---------- AVAILABLE DATA

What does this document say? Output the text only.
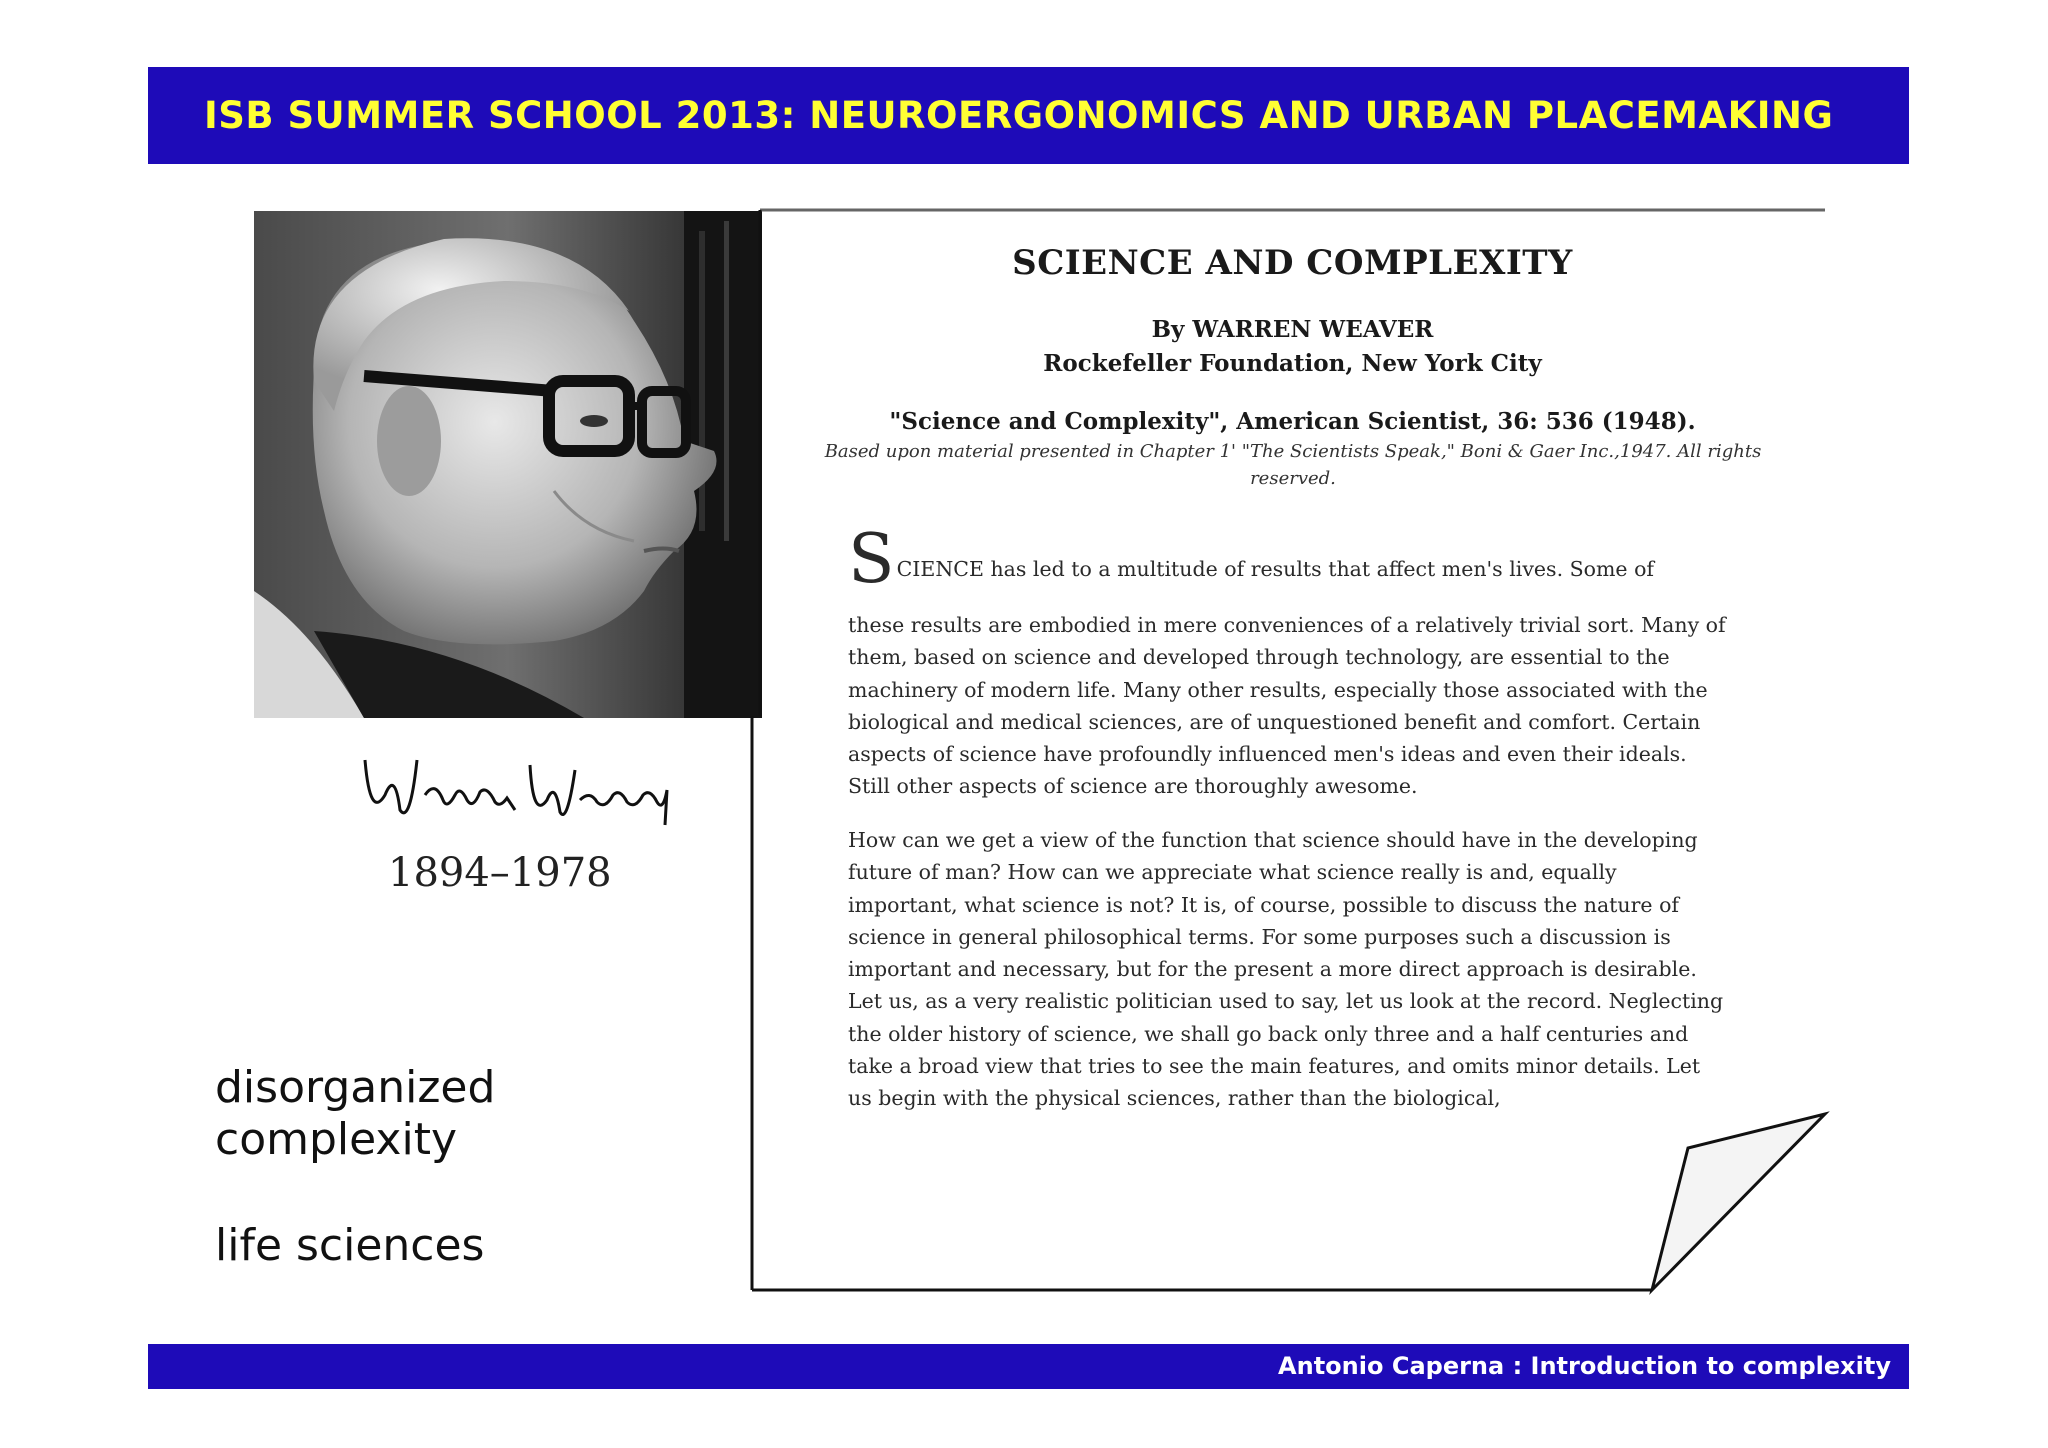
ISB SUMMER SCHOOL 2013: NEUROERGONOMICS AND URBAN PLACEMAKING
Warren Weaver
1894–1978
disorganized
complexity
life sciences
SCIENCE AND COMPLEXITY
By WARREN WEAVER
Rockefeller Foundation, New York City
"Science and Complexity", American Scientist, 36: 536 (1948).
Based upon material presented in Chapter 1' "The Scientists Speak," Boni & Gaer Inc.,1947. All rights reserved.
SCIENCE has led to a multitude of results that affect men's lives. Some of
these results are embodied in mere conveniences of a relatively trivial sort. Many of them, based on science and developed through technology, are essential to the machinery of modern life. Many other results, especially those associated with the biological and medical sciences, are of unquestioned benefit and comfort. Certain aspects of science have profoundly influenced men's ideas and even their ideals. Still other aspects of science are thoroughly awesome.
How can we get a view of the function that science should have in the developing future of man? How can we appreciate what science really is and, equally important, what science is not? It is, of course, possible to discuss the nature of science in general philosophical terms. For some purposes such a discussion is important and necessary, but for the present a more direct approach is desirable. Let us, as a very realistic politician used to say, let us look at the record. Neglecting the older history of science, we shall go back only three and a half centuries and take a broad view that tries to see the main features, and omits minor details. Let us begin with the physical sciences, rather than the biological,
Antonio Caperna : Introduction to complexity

--------------------

PROBLEM: Your answer should be a single number: how many lines in the data above include "only"?

TASK SOLUTION: 2